## TASK BRIEF:
Copy all the entries below exactly, but not the pictures.
────
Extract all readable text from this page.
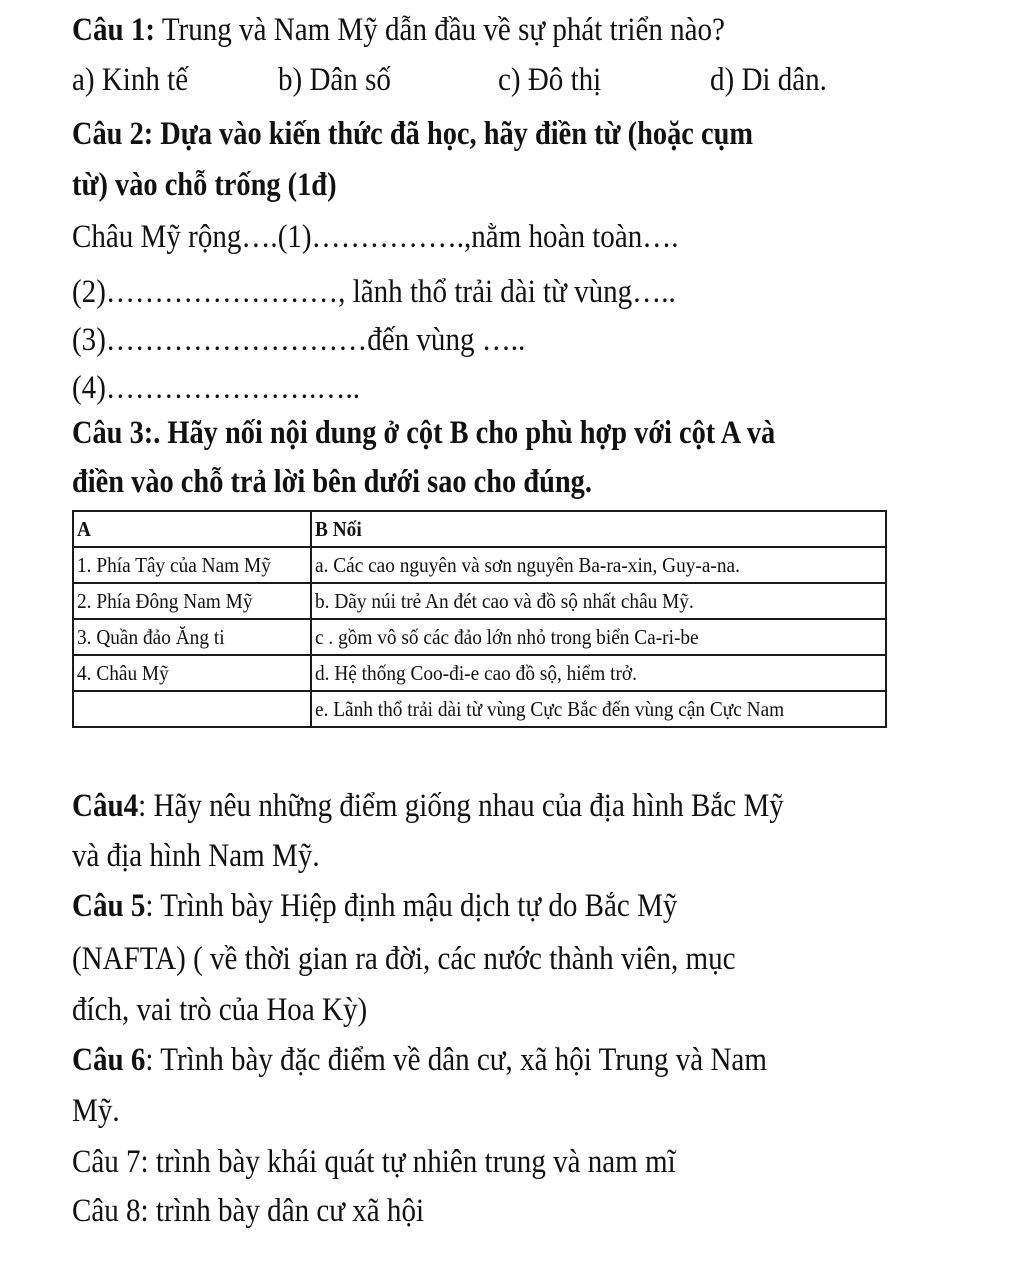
Câu 1: Trung và Nam Mỹ dẫn đầu về sự phát triển nào?
a) Kinh tế	b) Dân số	c) Đô thị	d) Di dân.
Câu 2: Dựa vào kiến thức đã học, hãy điền từ (hoặc cụm
từ) vào chỗ trống (1đ)
Châu Mỹ rộng….(1)…………….,nằm hoàn toàn….
(2)……………………, lãnh thổ trải dài từ vùng…..
(3)………………………đến vùng …..
(4)………………….…..
Câu 3:. Hãy nối nội dung ở cột B cho phù hợp với cột A và
điền vào chỗ trả lời bên dưới sao cho đúng.
A	B Nối
1. Phía Tây của Nam Mỹ	a. Các cao nguyên và sơn nguyên Ba-ra-xin, Guy-a-na.
2. Phía Đông Nam Mỹ	b. Dãy núi trẻ An đét cao và đồ sộ nhất châu Mỹ.
3. Quần đảo Ăng ti	c . gồm vô số các đảo lớn nhỏ trong biển Ca-ri-be
4. Châu Mỹ	d. Hệ thống Coo-đi-e cao đồ sộ, hiểm trở.
	e. Lãnh thổ trải dài từ vùng Cực Bắc đến vùng cận Cực Nam
Câu4: Hãy nêu những điểm giống nhau của địa hình Bắc Mỹ
và địa hình Nam Mỹ.
Câu 5: Trình bày Hiệp định mậu dịch tự do Bắc Mỹ
(NAFTA) ( về thời gian ra đời, các nước thành viên, mục
đích, vai trò của Hoa Kỳ)
Câu 6: Trình bày đặc điểm về dân cư, xã hội Trung và Nam
Mỹ.
Câu 7: trình bày khái quát tự nhiên trung và nam mĩ
Câu 8: trình bày dân cư xã hội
────
## WORKED ANSWER:
Extract all readable text from this page.
Câu 1: Trung và Nam Mỹ dẫn đầu về sự phát triển nào?
a) Kinh tế	b) Dân số	c) Đô thị	d) Di dân.
Câu 2: Dựa vào kiến thức đã học, hãy điền từ (hoặc cụm
từ) vào chỗ trống (1đ)
Châu Mỹ rộng….(1)…………….,nằm hoàn toàn….
(2)……………………, lãnh thổ trải dài từ vùng…..
(3)………………………đến vùng …..
(4)………………….…..
Câu 3:. Hãy nối nội dung ở cột B cho phù hợp với cột A và
điền vào chỗ trả lời bên dưới sao cho đúng.
A	B Nối
1. Phía Tây của Nam Mỹ	a. Các cao nguyên và sơn nguyên Ba-ra-xin, Guy-a-na.
2. Phía Đông Nam Mỹ	b. Dãy núi trẻ An đét cao và đồ sộ nhất châu Mỹ.
3. Quần đảo Ăng ti	c . gồm vô số các đảo lớn nhỏ trong biển Ca-ri-be
4. Châu Mỹ	d. Hệ thống Coo-đi-e cao đồ sộ, hiểm trở.
	e. Lãnh thổ trải dài từ vùng Cực Bắc đến vùng cận Cực Nam
Câu4: Hãy nêu những điểm giống nhau của địa hình Bắc Mỹ
và địa hình Nam Mỹ.
Câu 5: Trình bày Hiệp định mậu dịch tự do Bắc Mỹ
(NAFTA) ( về thời gian ra đời, các nước thành viên, mục
đích, vai trò của Hoa Kỳ)
Câu 6: Trình bày đặc điểm về dân cư, xã hội Trung và Nam
Mỹ.
Câu 7: trình bày khái quát tự nhiên trung và nam mĩ
Câu 8: trình bày dân cư xã hội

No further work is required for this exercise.